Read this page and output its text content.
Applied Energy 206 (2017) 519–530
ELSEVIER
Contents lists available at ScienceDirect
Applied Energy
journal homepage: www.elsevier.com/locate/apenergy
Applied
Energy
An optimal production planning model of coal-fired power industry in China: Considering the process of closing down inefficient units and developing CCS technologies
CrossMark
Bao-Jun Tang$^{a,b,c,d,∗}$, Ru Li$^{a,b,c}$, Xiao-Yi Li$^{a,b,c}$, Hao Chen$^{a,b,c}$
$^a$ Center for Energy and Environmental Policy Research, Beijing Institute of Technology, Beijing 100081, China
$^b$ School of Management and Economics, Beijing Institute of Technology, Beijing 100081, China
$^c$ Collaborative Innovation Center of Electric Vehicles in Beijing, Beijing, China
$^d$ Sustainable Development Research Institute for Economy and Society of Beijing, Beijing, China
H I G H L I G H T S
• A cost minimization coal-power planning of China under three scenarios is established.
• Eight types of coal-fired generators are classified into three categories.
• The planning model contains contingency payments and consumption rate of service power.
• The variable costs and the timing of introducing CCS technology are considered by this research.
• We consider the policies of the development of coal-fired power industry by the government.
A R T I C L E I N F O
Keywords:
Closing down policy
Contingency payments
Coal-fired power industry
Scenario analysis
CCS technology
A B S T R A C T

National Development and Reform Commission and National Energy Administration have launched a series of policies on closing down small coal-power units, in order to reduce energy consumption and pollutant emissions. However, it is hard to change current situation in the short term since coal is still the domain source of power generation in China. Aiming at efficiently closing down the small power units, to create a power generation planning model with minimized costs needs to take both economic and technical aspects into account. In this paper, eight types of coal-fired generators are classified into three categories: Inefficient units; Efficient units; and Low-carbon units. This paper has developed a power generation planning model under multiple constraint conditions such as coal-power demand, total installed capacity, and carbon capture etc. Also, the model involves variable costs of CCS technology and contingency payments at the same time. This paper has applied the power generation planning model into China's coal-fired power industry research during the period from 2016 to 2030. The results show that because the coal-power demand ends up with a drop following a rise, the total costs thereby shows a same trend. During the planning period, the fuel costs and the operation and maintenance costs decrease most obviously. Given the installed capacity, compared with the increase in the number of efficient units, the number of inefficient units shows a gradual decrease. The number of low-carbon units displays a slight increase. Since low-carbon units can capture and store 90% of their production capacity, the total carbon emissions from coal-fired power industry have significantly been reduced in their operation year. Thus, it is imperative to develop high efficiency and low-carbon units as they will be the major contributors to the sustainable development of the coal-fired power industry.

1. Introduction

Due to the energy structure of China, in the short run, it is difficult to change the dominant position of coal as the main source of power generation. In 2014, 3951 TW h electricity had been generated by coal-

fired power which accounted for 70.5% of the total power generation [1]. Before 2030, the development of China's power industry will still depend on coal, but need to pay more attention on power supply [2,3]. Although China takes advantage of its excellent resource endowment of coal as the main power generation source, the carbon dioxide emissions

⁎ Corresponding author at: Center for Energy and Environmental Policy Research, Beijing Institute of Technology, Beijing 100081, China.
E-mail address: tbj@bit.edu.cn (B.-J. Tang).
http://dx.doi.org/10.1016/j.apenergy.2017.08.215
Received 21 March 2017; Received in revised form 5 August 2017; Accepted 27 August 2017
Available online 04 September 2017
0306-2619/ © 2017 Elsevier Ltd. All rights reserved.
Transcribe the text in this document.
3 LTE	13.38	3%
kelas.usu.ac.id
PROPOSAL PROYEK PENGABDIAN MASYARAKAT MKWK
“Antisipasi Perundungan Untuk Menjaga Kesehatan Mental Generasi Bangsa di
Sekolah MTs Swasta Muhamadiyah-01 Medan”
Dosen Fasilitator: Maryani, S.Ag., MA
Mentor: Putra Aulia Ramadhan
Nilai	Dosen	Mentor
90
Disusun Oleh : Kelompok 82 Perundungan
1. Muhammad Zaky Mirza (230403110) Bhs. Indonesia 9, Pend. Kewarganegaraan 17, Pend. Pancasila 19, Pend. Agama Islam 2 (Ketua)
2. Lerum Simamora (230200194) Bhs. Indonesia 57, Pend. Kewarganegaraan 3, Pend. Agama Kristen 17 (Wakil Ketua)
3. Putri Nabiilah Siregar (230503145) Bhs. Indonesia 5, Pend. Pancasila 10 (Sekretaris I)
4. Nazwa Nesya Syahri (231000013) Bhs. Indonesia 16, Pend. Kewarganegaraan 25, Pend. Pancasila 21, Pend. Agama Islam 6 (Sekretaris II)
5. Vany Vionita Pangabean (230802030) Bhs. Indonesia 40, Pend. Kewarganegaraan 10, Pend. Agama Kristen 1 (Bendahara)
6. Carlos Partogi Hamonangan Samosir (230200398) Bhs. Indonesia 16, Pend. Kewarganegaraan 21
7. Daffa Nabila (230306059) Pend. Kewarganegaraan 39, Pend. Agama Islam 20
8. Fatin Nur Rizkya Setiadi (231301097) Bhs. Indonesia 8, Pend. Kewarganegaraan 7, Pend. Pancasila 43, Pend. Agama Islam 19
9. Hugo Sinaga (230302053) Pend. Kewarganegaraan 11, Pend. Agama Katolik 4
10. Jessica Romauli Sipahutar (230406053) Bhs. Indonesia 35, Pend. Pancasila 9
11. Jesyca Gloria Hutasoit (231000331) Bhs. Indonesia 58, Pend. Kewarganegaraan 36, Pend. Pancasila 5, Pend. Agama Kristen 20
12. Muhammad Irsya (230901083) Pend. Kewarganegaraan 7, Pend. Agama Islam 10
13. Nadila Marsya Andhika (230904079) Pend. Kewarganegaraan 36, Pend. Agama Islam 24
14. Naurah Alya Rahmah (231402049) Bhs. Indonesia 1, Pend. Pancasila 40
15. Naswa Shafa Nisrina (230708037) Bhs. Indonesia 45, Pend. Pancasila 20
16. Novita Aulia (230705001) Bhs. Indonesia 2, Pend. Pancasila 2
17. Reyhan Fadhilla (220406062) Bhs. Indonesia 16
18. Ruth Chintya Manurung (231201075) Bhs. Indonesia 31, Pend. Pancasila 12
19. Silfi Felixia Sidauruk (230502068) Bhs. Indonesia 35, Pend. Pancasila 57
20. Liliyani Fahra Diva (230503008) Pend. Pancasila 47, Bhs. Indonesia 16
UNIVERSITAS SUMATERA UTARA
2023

□ □ □ □

Out of the records, collect only those lines that contain the string "Environmental".

$^a$ Center for Energy and Environmental Policy Research, Beijing Institute of Technology, Beijing 100081, China
⁎ Corresponding author at: Center for Energy and Environmental Policy Research, Beijing Institute of Technology, Beijing 100081, China.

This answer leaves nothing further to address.